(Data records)
▬▬▬
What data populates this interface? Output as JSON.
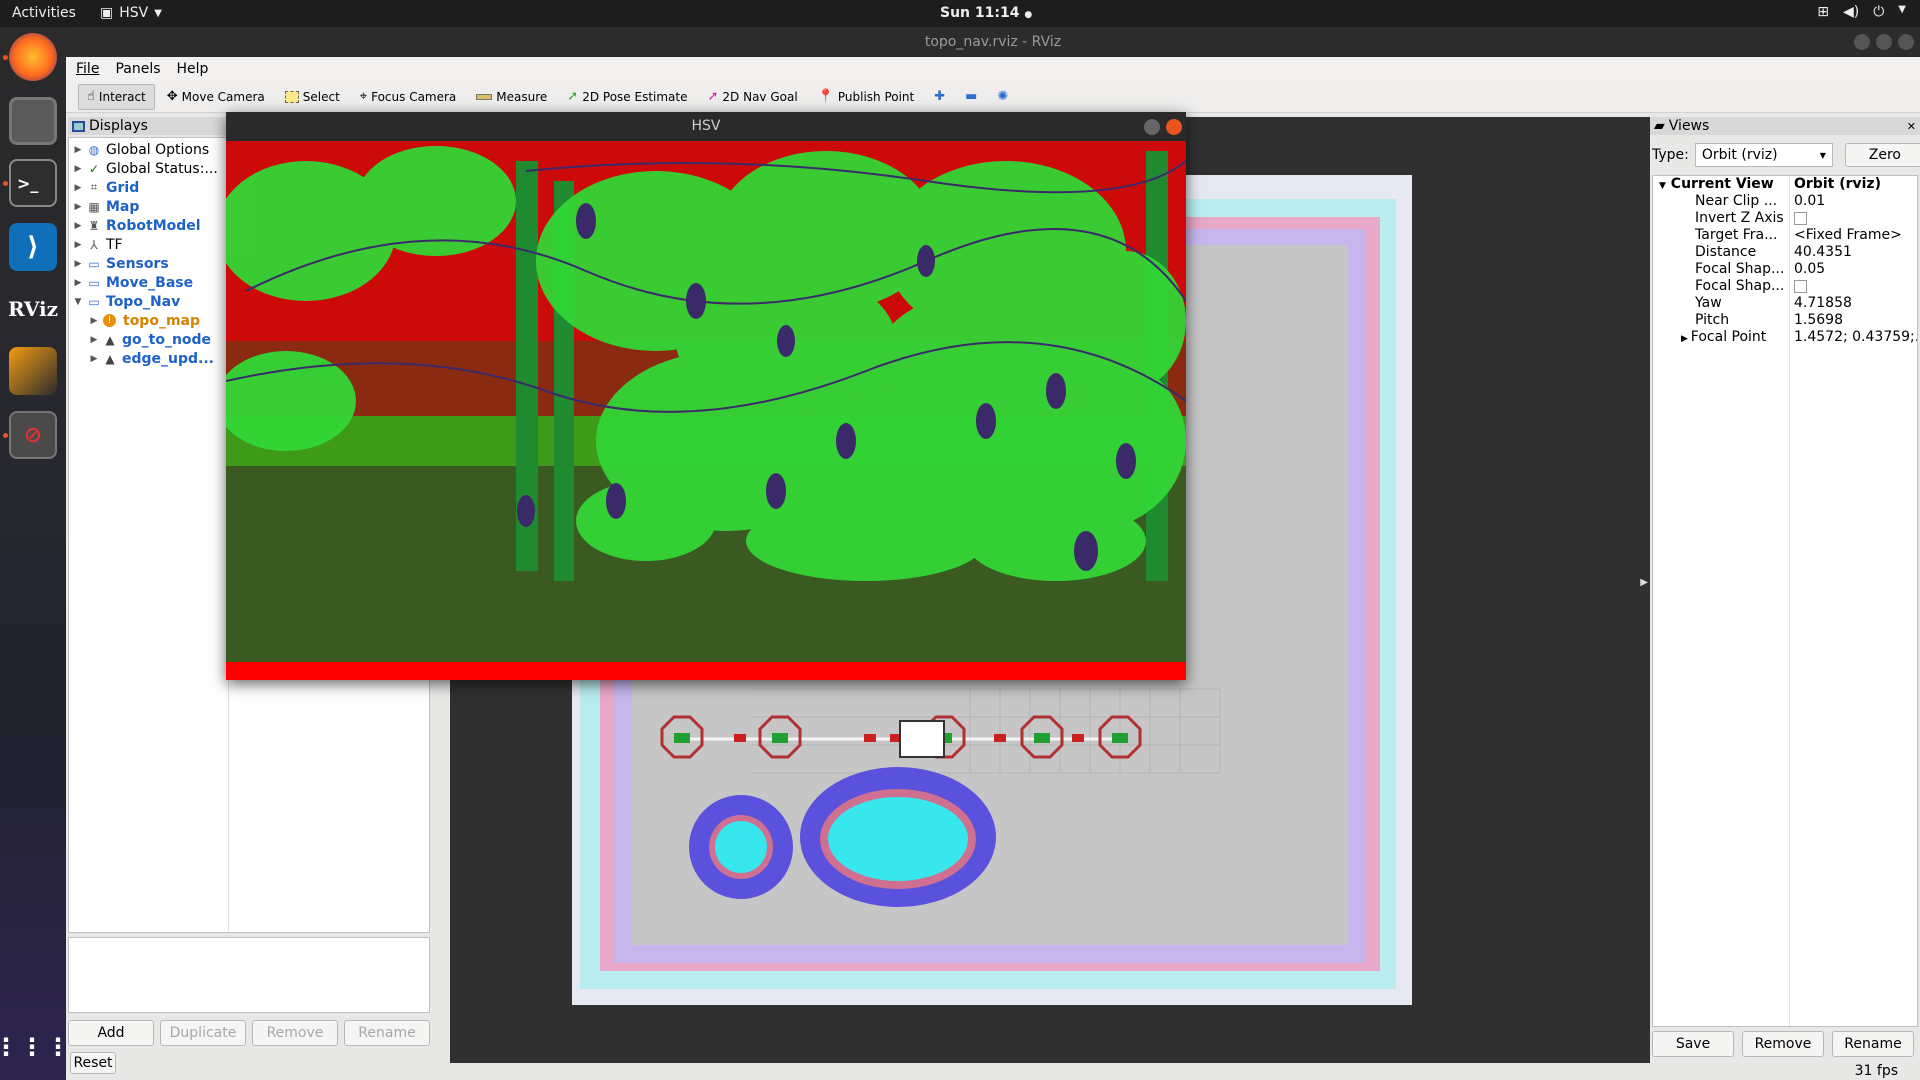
{
  "topbar": {
    "activities": "Activities",
    "app_name": "HSV",
    "clock": "Sun 11:14"
  },
  "window": {
    "title": "topo_nav.rviz - RViz"
  },
  "menu": [
    "File",
    "Panels",
    "Help"
  ],
  "toolbar": [
    {
      "label": "Interact",
      "icon": "hand-icon"
    },
    {
      "label": "Move Camera",
      "icon": "move-icon"
    },
    {
      "label": "Select",
      "icon": "select-icon"
    },
    {
      "label": "Focus Camera",
      "icon": "focus-icon"
    },
    {
      "label": "Measure",
      "icon": "ruler-icon"
    },
    {
      "label": "2D Pose Estimate",
      "icon": "pose-arrow-icon"
    },
    {
      "label": "2D Nav Goal",
      "icon": "goal-arrow-icon"
    },
    {
      "label": "Publish Point",
      "icon": "pin-icon"
    }
  ],
  "displays": {
    "title": "Displays",
    "items": [
      {
        "label": "Global Options",
        "style": "plain",
        "indent": 0
      },
      {
        "label": "Global Status:...",
        "style": "plain",
        "indent": 0
      },
      {
        "label": "Grid",
        "style": "blue",
        "indent": 0
      },
      {
        "label": "Map",
        "style": "blue",
        "indent": 0
      },
      {
        "label": "RobotModel",
        "style": "blue",
        "indent": 0
      },
      {
        "label": "TF",
        "style": "plain",
        "indent": 0
      },
      {
        "label": "Sensors",
        "style": "blue",
        "indent": 0
      },
      {
        "label": "Move_Base",
        "style": "blue",
        "indent": 0
      },
      {
        "label": "Topo_Nav",
        "style": "blue",
        "indent": 0
      },
      {
        "label": "topo_map",
        "style": "orange",
        "indent": 1
      },
      {
        "label": "go_to_node",
        "style": "blue",
        "indent": 1
      },
      {
        "label": "edge_upd...",
        "style": "blue",
        "indent": 1
      }
    ],
    "buttons": {
      "add": "Add",
      "duplicate": "Duplicate",
      "remove": "Remove",
      "rename": "Rename",
      "reset": "Reset"
    }
  },
  "hsv_window": {
    "title": "HSV"
  },
  "views": {
    "title": "Views",
    "type_label": "Type:",
    "type_value": "Orbit (rviz)",
    "zero": "Zero",
    "current_view": {
      "label": "Current View",
      "value": "Orbit (rviz)"
    },
    "props": [
      {
        "k": "Near Clip ...",
        "v": "0.01"
      },
      {
        "k": "Invert Z Axis",
        "v": ""
      },
      {
        "k": "Target Fra...",
        "v": "<Fixed Frame>"
      },
      {
        "k": "Distance",
        "v": "40.4351"
      },
      {
        "k": "Focal Shap...",
        "v": "0.05"
      },
      {
        "k": "Focal Shap...",
        "v": ""
      },
      {
        "k": "Yaw",
        "v": "4.71858"
      },
      {
        "k": "Pitch",
        "v": "1.5698"
      },
      {
        "k": "Focal Point",
        "v": "1.4572; 0.43759;..."
      }
    ],
    "buttons": {
      "save": "Save",
      "remove": "Remove",
      "rename": "Rename"
    },
    "fps": "31 fps"
  },
  "colors": {
    "accent": "#e95420",
    "hsv_sky": "#cc0a0a",
    "leaf": "#33d636",
    "map_cyan": "#b9ecee"
  }
}
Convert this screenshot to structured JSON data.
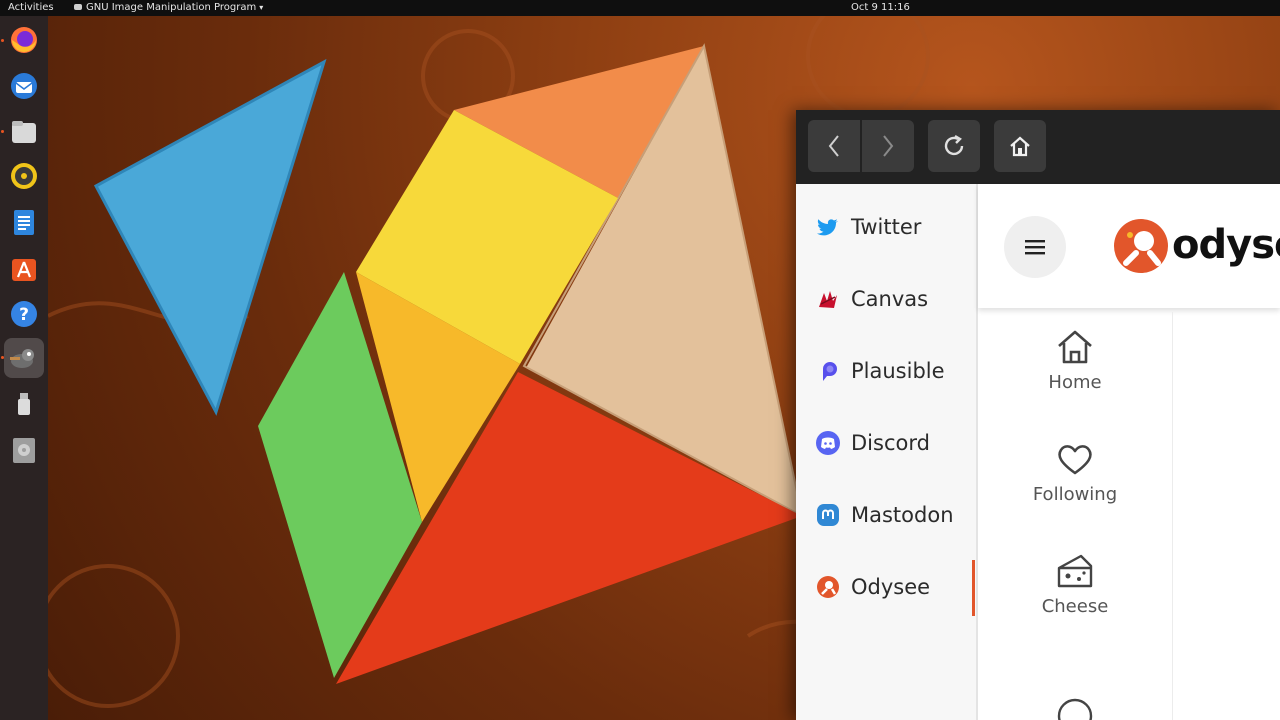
▬▬▬
Write the records out again in full, exactly, and skip every picture.

What data populates this interface? Output as JSON.
{
  "topbar": {
    "activities": "Activities",
    "app_name": "HSV",
    "clock": "Sun 11:14"
  },
  "window": {
    "title": "topo_nav.rviz - RViz"
  },
  "menu": [
    "File",
    "Panels",
    "Help"
  ],
  "toolbar": [
    {
      "label": "Interact",
      "icon": "hand-icon"
    },
    {
      "label": "Move Camera",
      "icon": "move-icon"
    },
    {
      "label": "Select",
      "icon": "select-icon"
    },
    {
      "label": "Focus Camera",
      "icon": "focus-icon"
    },
    {
      "label": "Measure",
      "icon": "ruler-icon"
    },
    {
      "label": "2D Pose Estimate",
      "icon": "pose-arrow-icon"
    },
    {
      "label": "2D Nav Goal",
      "icon": "goal-arrow-icon"
    },
    {
      "label": "Publish Point",
      "icon": "pin-icon"
    }
  ],
  "displays": {
    "title": "Displays",
    "items": [
      {
        "label": "Global Options",
        "style": "plain",
        "indent": 0
      },
      {
        "label": "Global Status:...",
        "style": "plain",
        "indent": 0
      },
      {
        "label": "Grid",
        "style": "blue",
        "indent": 0
      },
      {
        "label": "Map",
        "style": "blue",
        "indent": 0
      },
      {
        "label": "RobotModel",
        "style": "blue",
        "indent": 0
      },
      {
        "label": "TF",
        "style": "plain",
        "indent": 0
      },
      {
        "label": "Sensors",
        "style": "blue",
        "indent": 0
      },
      {
        "label": "Move_Base",
        "style": "blue",
        "indent": 0
      },
      {
        "label": "Topo_Nav",
        "style": "blue",
        "indent": 0
      },
      {
        "label": "topo_map",
        "style": "orange",
        "indent": 1
      },
      {
        "label": "go_to_node",
        "style": "blue",
        "indent": 1
      },
      {
        "label": "edge_upd...",
        "style": "blue",
        "indent": 1
      }
    ],
    "buttons": {
      "add": "Add",
      "duplicate": "Duplicate",
      "remove": "Remove",
      "rename": "Rename",
      "reset": "Reset"
    }
  },
  "hsv_window": {
    "title": "HSV"
  },
  "views": {
    "title": "Views",
    "type_label": "Type:",
    "type_value": "Orbit (rviz)",
    "zero": "Zero",
    "current_view": {
      "label": "Current View",
      "value": "Orbit (rviz)"
    },
    "props": [
      {
        "k": "Near Clip ...",
        "v": "0.01"
      },
      {
        "k": "Invert Z Axis",
        "v": ""
      },
      {
        "k": "Target Fra...",
        "v": "<Fixed Frame>"
      },
      {
        "k": "Distance",
        "v": "40.4351"
      },
      {
        "k": "Focal Shap...",
        "v": "0.05"
      },
      {
        "k": "Focal Shap...",
        "v": ""
      },
      {
        "k": "Yaw",
        "v": "4.71858"
      },
      {
        "k": "Pitch",
        "v": "1.5698"
      },
      {
        "k": "Focal Point",
        "v": "1.4572; 0.43759;..."
      }
    ],
    "buttons": {
      "save": "Save",
      "remove": "Remove",
      "rename": "Rename"
    },
    "fps": "31 fps"
  },
  "colors": {
    "accent": "#e95420",
    "hsv_sky": "#cc0a0a",
    "leaf": "#33d636",
    "map_cyan": "#b9ecee"
  }
}
Convert this screenshot to structured JSON data.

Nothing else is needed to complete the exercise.